[Records from a collection]
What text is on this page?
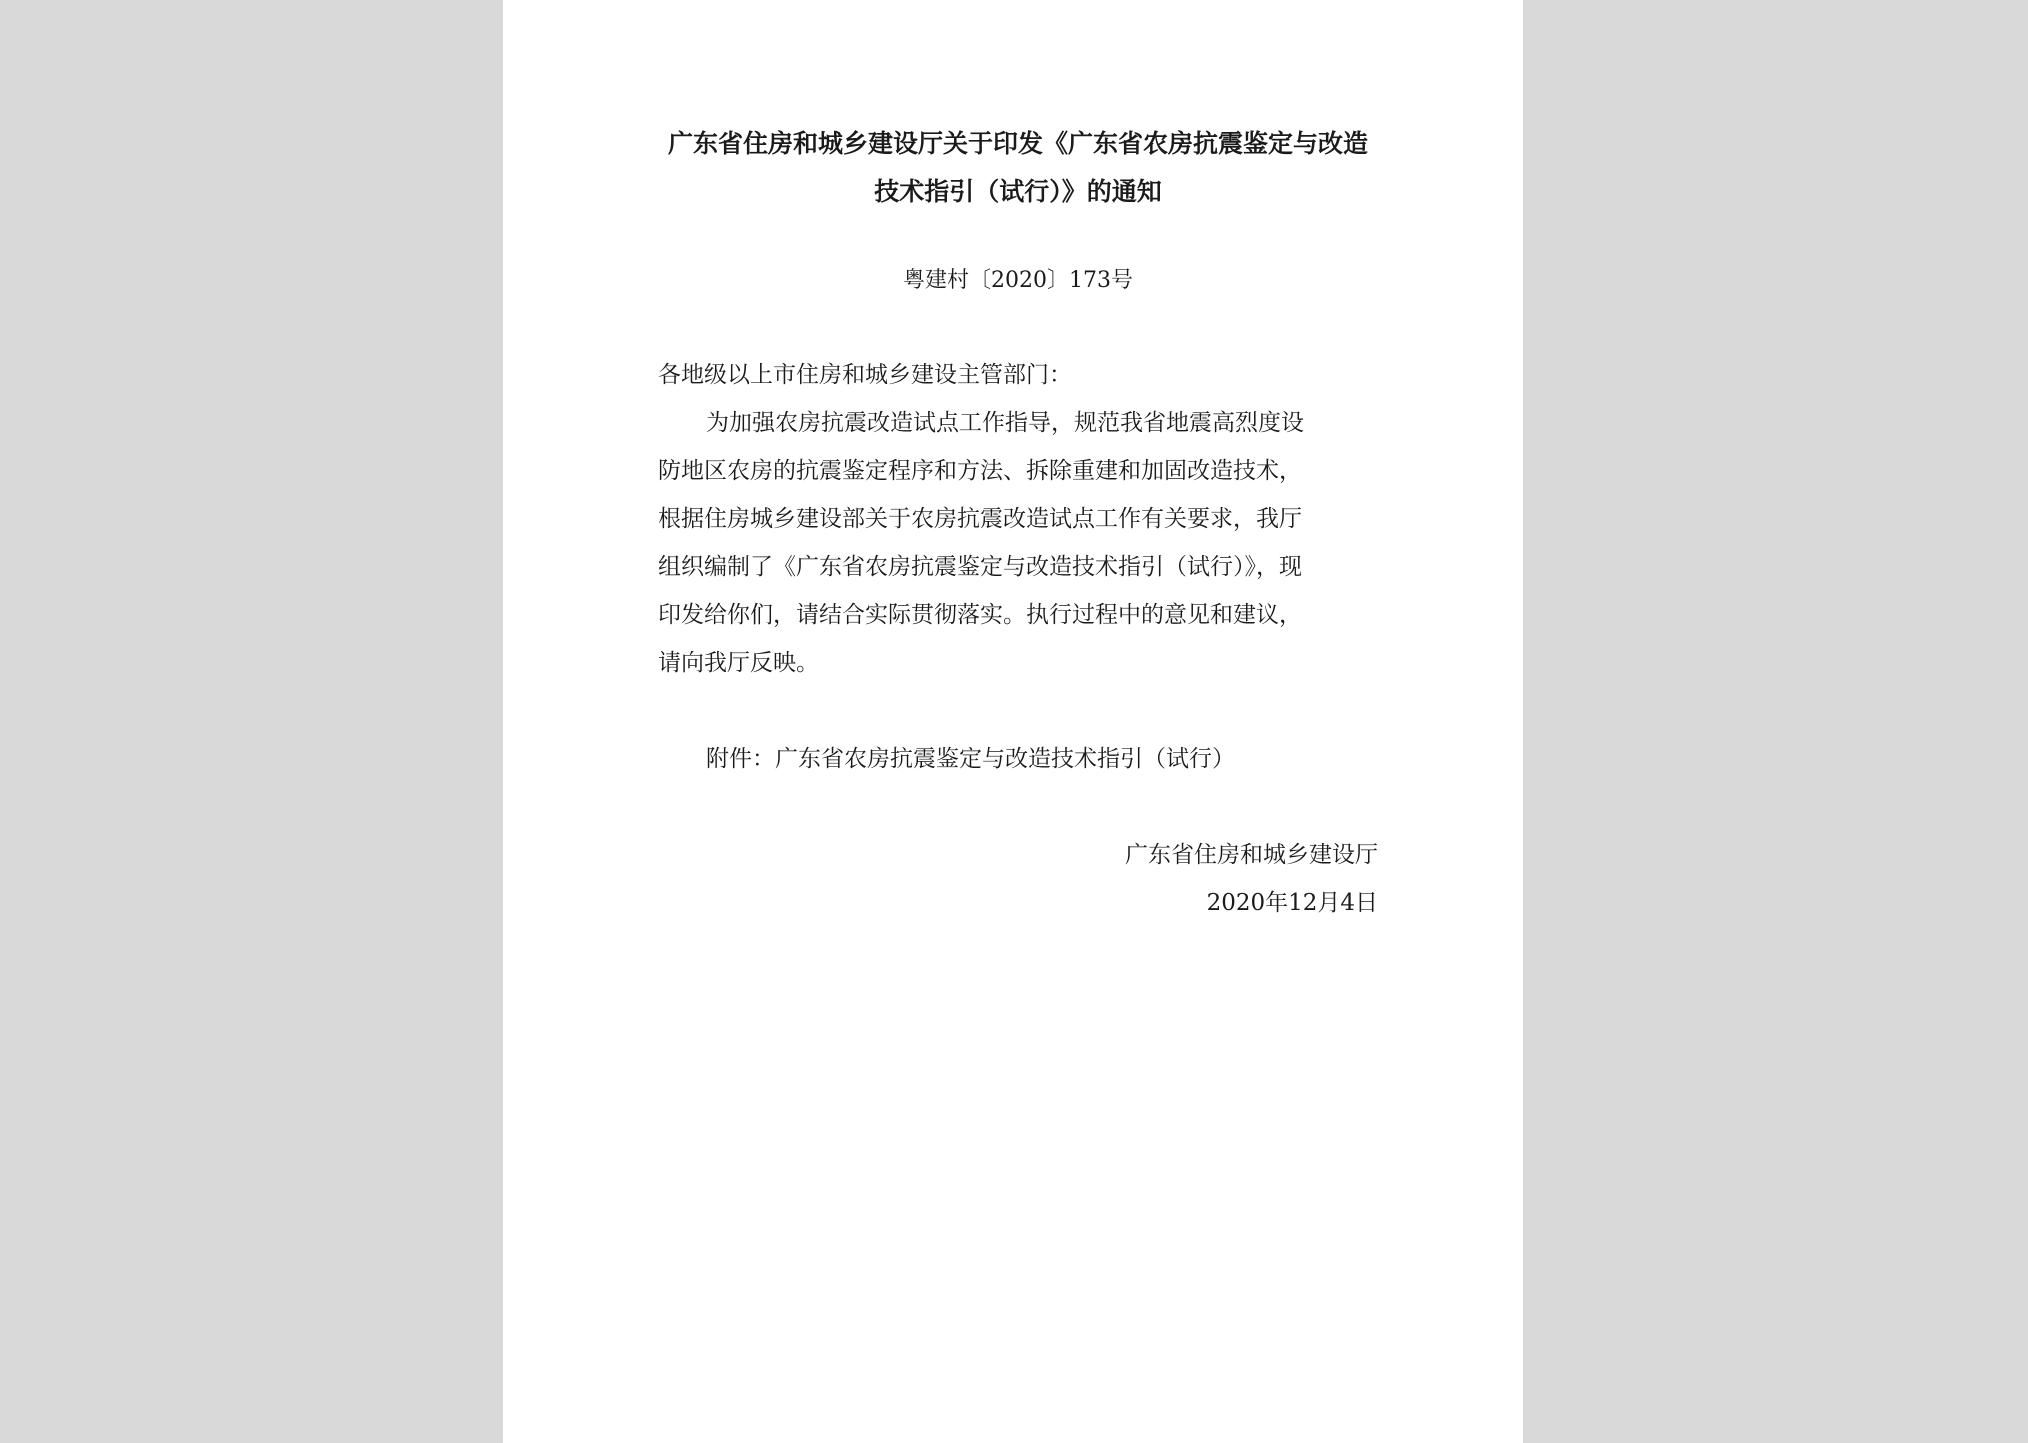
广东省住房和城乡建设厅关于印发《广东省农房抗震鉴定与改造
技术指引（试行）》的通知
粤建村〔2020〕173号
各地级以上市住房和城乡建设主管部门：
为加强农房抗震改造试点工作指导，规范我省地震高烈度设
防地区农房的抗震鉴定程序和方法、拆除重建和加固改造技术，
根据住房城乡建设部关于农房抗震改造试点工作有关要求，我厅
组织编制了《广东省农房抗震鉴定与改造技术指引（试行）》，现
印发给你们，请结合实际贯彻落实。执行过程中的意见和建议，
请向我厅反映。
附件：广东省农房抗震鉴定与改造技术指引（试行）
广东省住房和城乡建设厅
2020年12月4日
---
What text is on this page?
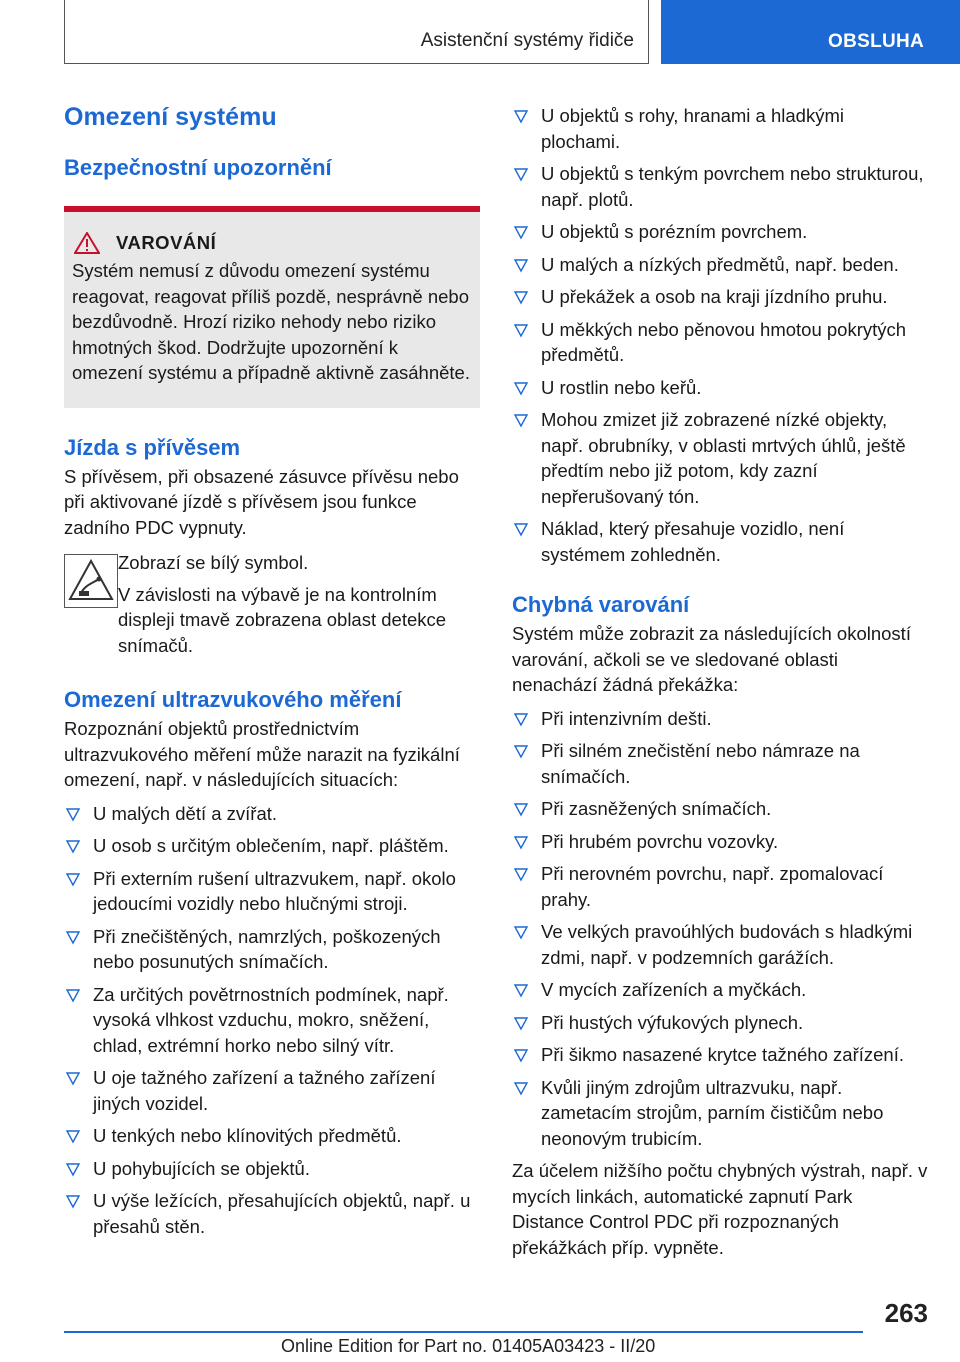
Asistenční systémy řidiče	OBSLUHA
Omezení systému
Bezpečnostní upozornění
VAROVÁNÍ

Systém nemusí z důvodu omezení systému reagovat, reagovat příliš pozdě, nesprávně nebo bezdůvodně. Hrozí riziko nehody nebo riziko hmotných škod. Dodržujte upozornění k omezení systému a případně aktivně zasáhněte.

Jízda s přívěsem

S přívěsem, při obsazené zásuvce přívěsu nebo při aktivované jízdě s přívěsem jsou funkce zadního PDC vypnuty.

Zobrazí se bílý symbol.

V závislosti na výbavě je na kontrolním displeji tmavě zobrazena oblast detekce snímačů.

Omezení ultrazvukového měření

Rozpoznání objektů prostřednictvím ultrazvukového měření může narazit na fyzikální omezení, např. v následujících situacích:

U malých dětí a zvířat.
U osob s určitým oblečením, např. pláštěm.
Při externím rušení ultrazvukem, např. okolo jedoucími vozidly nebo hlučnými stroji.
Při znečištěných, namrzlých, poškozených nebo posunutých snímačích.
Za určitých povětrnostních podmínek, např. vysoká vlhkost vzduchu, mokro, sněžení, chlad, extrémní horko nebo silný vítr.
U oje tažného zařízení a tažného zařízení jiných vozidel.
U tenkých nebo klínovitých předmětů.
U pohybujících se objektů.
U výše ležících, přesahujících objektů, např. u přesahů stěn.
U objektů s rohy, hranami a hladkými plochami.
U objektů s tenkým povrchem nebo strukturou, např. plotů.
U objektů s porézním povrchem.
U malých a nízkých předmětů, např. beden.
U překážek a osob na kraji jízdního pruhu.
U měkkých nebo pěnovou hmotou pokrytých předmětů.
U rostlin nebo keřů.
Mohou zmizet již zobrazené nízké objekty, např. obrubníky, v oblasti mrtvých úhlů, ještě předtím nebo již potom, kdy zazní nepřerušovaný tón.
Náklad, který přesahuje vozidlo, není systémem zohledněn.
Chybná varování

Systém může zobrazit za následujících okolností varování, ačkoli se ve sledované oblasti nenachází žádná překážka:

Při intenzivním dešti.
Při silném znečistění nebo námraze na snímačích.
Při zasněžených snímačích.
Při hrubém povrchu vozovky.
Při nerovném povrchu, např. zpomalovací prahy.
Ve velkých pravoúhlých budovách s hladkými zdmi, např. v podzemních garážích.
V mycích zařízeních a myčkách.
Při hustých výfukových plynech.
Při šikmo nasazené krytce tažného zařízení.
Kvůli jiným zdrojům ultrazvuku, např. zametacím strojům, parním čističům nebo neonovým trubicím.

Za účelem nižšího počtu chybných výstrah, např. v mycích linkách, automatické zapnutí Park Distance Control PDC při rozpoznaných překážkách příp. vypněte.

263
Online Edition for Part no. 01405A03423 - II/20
...
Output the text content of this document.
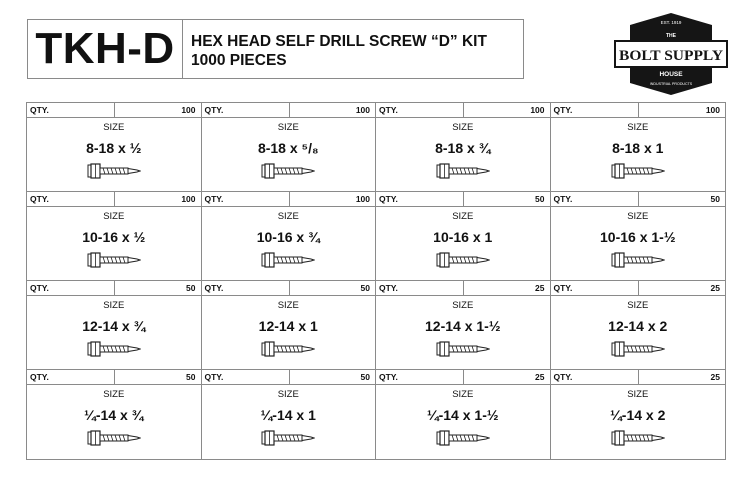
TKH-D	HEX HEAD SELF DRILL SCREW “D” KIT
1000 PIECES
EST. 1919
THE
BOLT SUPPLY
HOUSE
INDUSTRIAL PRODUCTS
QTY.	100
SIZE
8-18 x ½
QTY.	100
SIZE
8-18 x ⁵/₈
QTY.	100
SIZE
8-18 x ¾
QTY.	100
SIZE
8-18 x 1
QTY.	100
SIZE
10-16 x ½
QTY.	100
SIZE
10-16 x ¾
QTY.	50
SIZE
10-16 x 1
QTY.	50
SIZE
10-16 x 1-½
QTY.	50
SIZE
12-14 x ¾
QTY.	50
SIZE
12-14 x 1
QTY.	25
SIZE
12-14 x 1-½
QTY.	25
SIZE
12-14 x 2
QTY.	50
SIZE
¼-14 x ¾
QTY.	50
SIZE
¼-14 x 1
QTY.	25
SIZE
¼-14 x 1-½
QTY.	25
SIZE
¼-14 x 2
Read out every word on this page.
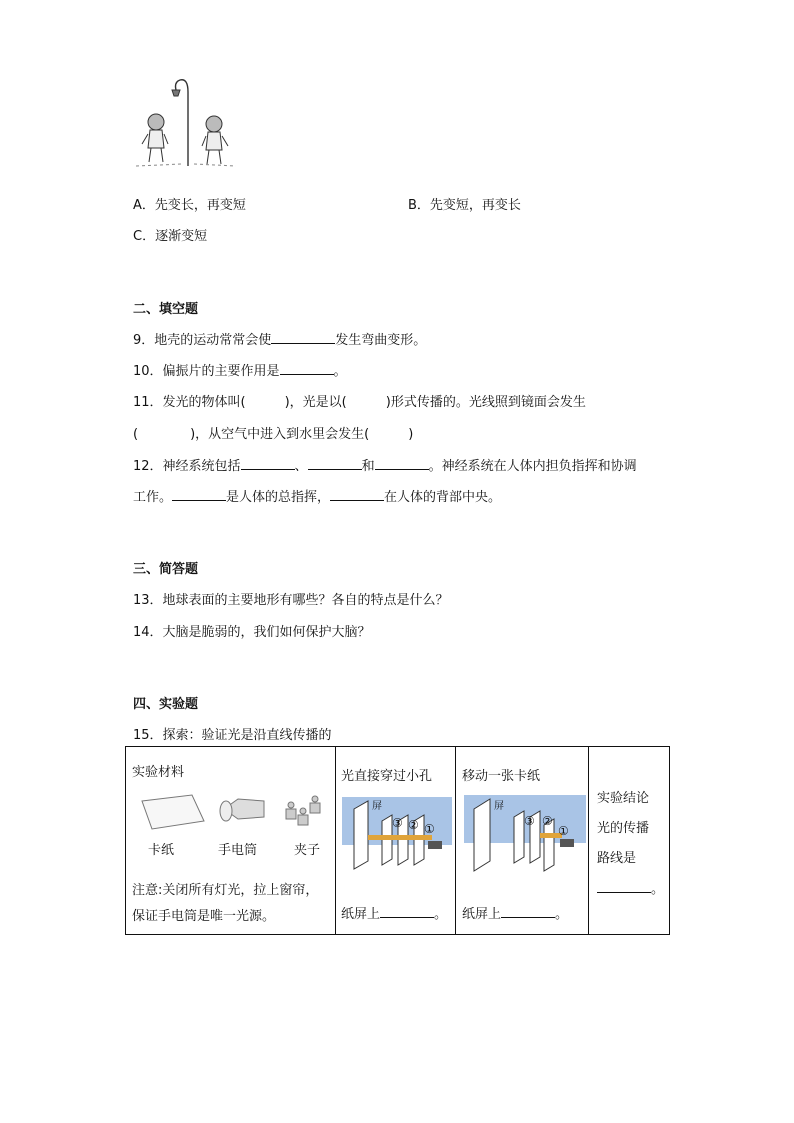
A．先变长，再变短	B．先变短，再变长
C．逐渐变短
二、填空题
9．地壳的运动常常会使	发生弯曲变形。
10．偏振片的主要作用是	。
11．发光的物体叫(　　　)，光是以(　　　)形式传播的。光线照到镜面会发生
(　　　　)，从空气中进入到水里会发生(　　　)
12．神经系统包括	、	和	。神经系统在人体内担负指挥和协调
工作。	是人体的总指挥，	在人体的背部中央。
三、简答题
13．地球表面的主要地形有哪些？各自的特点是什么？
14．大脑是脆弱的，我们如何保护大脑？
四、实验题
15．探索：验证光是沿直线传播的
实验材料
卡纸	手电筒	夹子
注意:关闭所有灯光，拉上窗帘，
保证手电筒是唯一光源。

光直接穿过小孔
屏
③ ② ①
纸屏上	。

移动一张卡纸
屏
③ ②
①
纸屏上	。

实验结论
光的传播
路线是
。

● The problem:
Count the lines in the entries above that include the string "tažného", then give only that figure.

● Reply to the exercise:
2